▶ [Exercise requirements] Reply with one number: how many lines contain the word "until".

▶ [Task input]
-- -- --

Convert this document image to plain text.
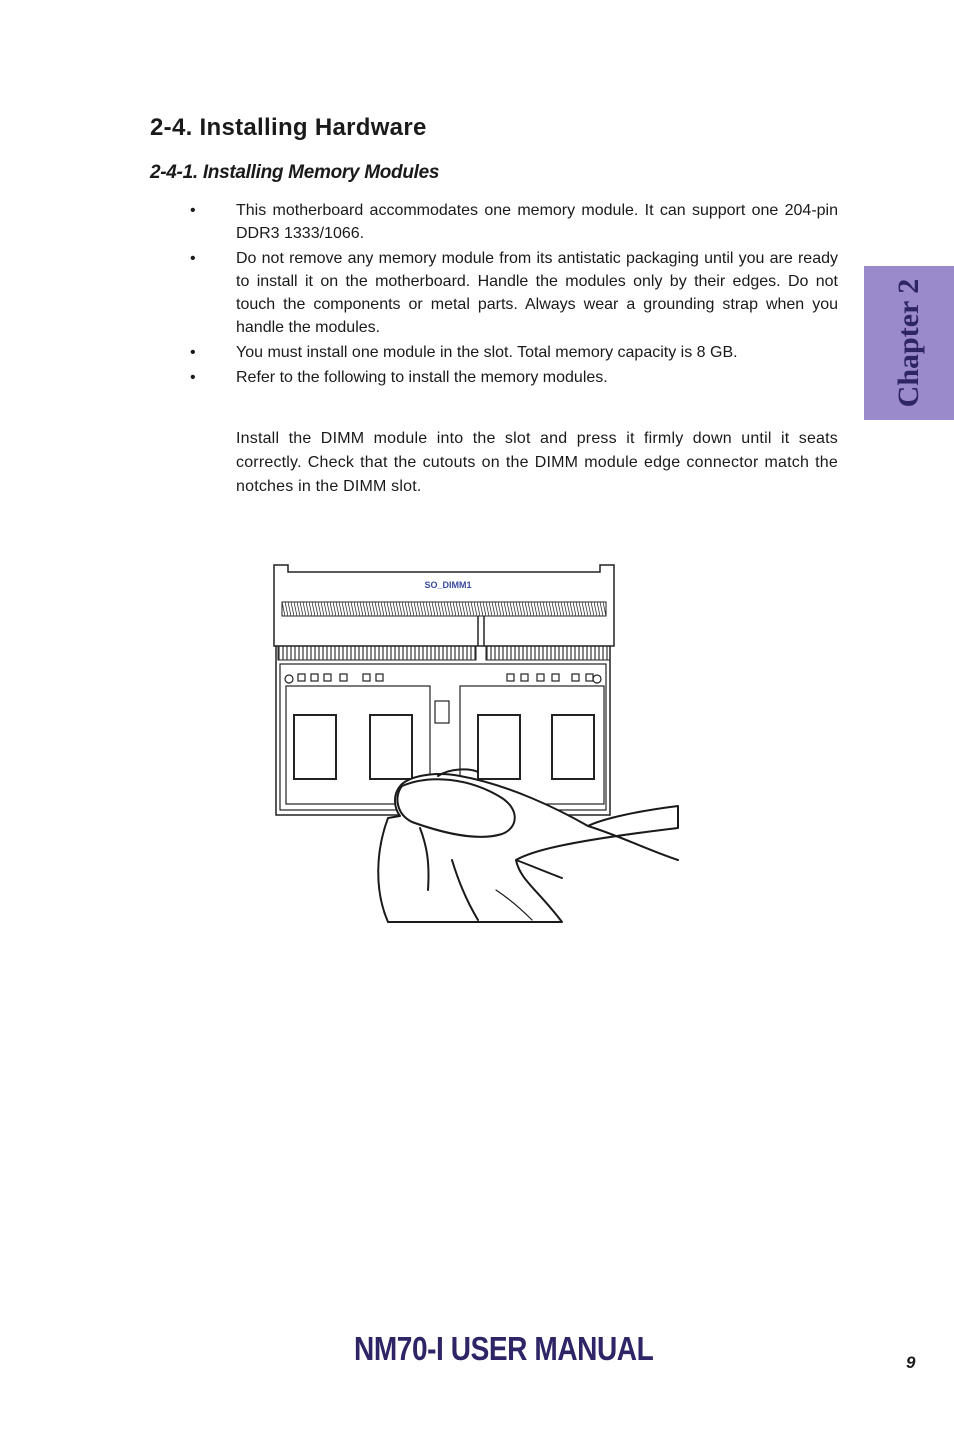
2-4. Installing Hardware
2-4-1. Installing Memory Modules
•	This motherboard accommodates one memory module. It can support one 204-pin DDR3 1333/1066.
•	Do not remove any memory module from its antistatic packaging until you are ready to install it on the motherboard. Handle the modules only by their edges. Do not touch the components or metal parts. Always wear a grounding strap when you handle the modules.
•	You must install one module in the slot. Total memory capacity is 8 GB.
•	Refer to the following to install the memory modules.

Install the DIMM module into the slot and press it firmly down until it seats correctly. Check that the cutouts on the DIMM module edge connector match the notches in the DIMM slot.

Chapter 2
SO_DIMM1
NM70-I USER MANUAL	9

-- -- --

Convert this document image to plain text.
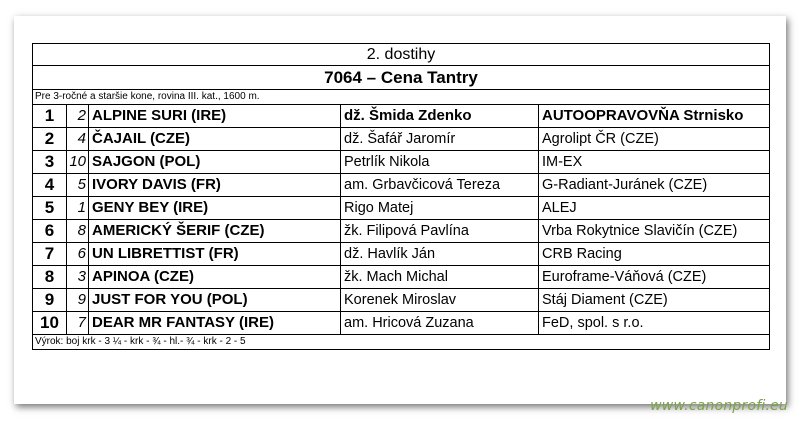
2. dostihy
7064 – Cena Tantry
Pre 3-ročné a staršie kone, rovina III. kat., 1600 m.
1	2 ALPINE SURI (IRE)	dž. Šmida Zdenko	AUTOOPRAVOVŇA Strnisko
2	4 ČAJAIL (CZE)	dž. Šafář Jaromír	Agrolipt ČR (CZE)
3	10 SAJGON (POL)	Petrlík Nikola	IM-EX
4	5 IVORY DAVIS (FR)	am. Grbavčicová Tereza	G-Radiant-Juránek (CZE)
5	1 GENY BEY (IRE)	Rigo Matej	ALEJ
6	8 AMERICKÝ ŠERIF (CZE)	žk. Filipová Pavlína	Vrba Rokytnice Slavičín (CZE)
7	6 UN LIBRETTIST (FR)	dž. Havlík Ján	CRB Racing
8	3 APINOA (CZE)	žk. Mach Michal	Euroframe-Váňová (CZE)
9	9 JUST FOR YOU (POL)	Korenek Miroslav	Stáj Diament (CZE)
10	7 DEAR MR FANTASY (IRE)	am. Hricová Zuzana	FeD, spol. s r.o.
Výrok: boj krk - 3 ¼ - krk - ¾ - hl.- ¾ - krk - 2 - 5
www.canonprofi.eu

-- -- --

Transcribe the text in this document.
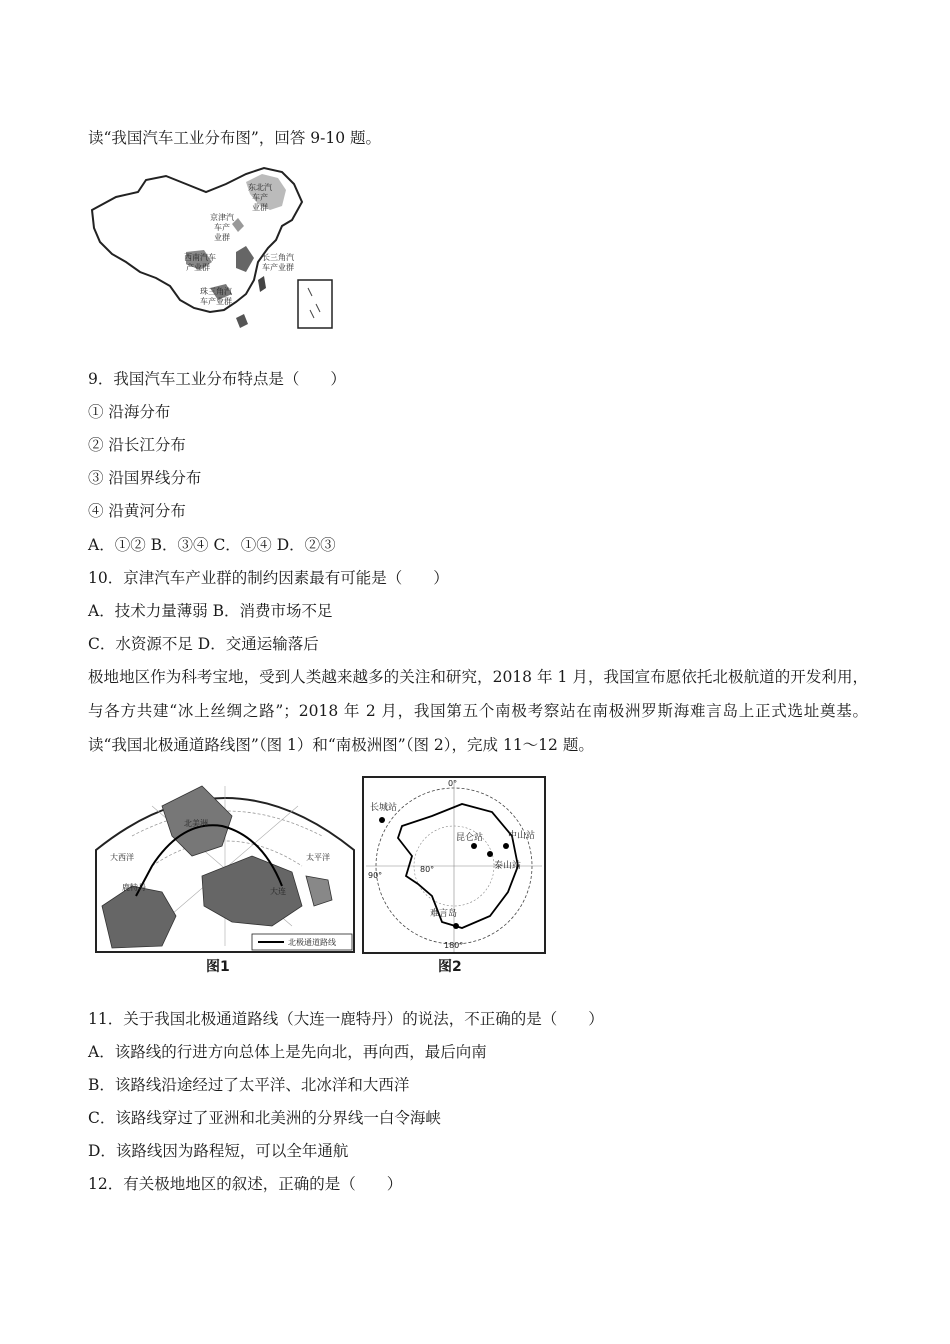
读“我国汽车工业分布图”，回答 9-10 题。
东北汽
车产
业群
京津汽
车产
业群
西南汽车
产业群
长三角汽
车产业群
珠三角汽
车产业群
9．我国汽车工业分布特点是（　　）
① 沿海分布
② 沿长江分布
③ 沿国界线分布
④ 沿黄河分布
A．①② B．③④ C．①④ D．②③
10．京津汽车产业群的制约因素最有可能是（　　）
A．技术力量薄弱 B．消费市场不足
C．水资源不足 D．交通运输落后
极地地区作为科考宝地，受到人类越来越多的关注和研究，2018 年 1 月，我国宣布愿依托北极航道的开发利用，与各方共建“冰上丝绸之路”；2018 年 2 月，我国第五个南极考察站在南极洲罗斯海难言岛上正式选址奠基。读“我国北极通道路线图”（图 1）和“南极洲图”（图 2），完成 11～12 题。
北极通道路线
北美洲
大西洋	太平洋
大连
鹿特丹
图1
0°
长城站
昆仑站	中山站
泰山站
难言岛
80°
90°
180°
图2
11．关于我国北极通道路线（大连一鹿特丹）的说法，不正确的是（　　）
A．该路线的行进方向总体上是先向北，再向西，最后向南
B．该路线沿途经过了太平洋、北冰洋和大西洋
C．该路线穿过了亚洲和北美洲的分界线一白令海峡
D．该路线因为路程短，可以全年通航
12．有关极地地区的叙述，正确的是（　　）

-- -- --

▶ [Correct result] 2